Figure dataset records:
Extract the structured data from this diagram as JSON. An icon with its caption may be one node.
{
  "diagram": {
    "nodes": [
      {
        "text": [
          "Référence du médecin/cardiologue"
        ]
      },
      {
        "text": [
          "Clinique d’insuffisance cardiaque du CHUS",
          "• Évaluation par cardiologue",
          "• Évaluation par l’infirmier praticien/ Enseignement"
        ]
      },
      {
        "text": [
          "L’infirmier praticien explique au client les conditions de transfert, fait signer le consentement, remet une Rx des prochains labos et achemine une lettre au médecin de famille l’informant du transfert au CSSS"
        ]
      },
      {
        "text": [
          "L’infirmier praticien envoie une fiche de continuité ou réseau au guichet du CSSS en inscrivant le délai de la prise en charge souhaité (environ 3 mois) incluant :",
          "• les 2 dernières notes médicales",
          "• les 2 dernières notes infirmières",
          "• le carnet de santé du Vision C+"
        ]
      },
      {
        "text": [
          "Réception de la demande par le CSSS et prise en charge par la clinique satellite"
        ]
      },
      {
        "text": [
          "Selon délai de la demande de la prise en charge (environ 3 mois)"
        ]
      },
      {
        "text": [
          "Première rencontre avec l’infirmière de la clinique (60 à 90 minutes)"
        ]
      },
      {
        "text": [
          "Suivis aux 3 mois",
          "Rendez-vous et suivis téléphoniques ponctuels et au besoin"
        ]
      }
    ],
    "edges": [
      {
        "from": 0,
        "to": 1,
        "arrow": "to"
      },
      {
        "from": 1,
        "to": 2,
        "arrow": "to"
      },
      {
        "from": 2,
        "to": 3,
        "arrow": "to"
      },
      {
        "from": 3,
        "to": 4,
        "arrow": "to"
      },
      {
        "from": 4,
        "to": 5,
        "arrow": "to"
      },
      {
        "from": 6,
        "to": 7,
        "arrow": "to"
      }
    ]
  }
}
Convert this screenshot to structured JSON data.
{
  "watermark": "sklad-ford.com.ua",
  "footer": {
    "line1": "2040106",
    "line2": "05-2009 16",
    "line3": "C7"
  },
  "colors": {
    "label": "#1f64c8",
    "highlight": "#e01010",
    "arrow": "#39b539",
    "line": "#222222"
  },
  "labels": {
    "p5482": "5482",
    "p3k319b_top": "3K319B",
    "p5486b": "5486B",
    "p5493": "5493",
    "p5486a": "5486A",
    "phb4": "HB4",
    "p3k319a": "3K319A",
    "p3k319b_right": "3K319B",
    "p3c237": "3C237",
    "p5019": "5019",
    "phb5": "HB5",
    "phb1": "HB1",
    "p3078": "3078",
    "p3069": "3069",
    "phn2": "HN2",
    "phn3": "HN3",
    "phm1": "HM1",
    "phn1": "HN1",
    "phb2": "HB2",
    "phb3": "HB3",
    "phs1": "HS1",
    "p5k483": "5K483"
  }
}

Stated exercise:
Every entry must be quoted exactly as it appears above.

In response:
Extract the structured data from this diagram as JSON. An icon with its caption may be one node.
{
  "diagram": {
    "nodes": [
      {
        "text": [
          "Référence du médecin/cardiologue"
        ]
      },
      {
        "text": [
          "Clinique d’insuffisance cardiaque du CHUS",
          "• Évaluation par cardiologue",
          "• Évaluation par l’infirmier praticien/ Enseignement"
        ]
      },
      {
        "text": [
          "L’infirmier praticien explique au client les conditions de transfert, fait signer le consentement, remet une Rx des prochains labos et achemine une lettre au médecin de famille l’informant du transfert au CSSS"
        ]
      },
      {
        "text": [
          "L’infirmier praticien envoie une fiche de continuité ou réseau au guichet du CSSS en inscrivant le délai de la prise en charge souhaité (environ 3 mois) incluant :",
          "• les 2 dernières notes médicales",
          "• les 2 dernières notes infirmières",
          "• le carnet de santé du Vision C+"
        ]
      },
      {
        "text": [
          "Réception de la demande par le CSSS et prise en charge par la clinique satellite"
        ]
      },
      {
        "text": [
          "Selon délai de la demande de la prise en charge (environ 3 mois)"
        ]
      },
      {
        "text": [
          "Première rencontre avec l’infirmière de la clinique (60 à 90 minutes)"
        ]
      },
      {
        "text": [
          "Suivis aux 3 mois",
          "Rendez-vous et suivis téléphoniques ponctuels et au besoin"
        ]
      }
    ],
    "edges": [
      {
        "from": 0,
        "to": 1,
        "arrow": "to"
      },
      {
        "from": 1,
        "to": 2,
        "arrow": "to"
      },
      {
        "from": 2,
        "to": 3,
        "arrow": "to"
      },
      {
        "from": 3,
        "to": 4,
        "arrow": "to"
      },
      {
        "from": 4,
        "to": 5,
        "arrow": "to"
      },
      {
        "from": 6,
        "to": 7,
        "arrow": "to"
      }
    ]
  }
}
Convert this screenshot to structured JSON data.
{
  "watermark": "sklad-ford.com.ua",
  "footer": {
    "line1": "2040106",
    "line2": "05-2009 16",
    "line3": "C7"
  },
  "colors": {
    "label": "#1f64c8",
    "highlight": "#e01010",
    "arrow": "#39b539",
    "line": "#222222"
  },
  "labels": {
    "p5482": "5482",
    "p3k319b_top": "3K319B",
    "p5486b": "5486B",
    "p5493": "5493",
    "p5486a": "5486A",
    "phb4": "HB4",
    "p3k319a": "3K319A",
    "p3k319b_right": "3K319B",
    "p3c237": "3C237",
    "p5019": "5019",
    "phb5": "HB5",
    "phb1": "HB1",
    "p3078": "3078",
    "p3069": "3069",
    "phn2": "HN2",
    "phn3": "HN3",
    "phm1": "HM1",
    "phn1": "HN1",
    "phb2": "HB2",
    "phb3": "HB3",
    "phs1": "HS1",
    "p5k483": "5K483"
  }
}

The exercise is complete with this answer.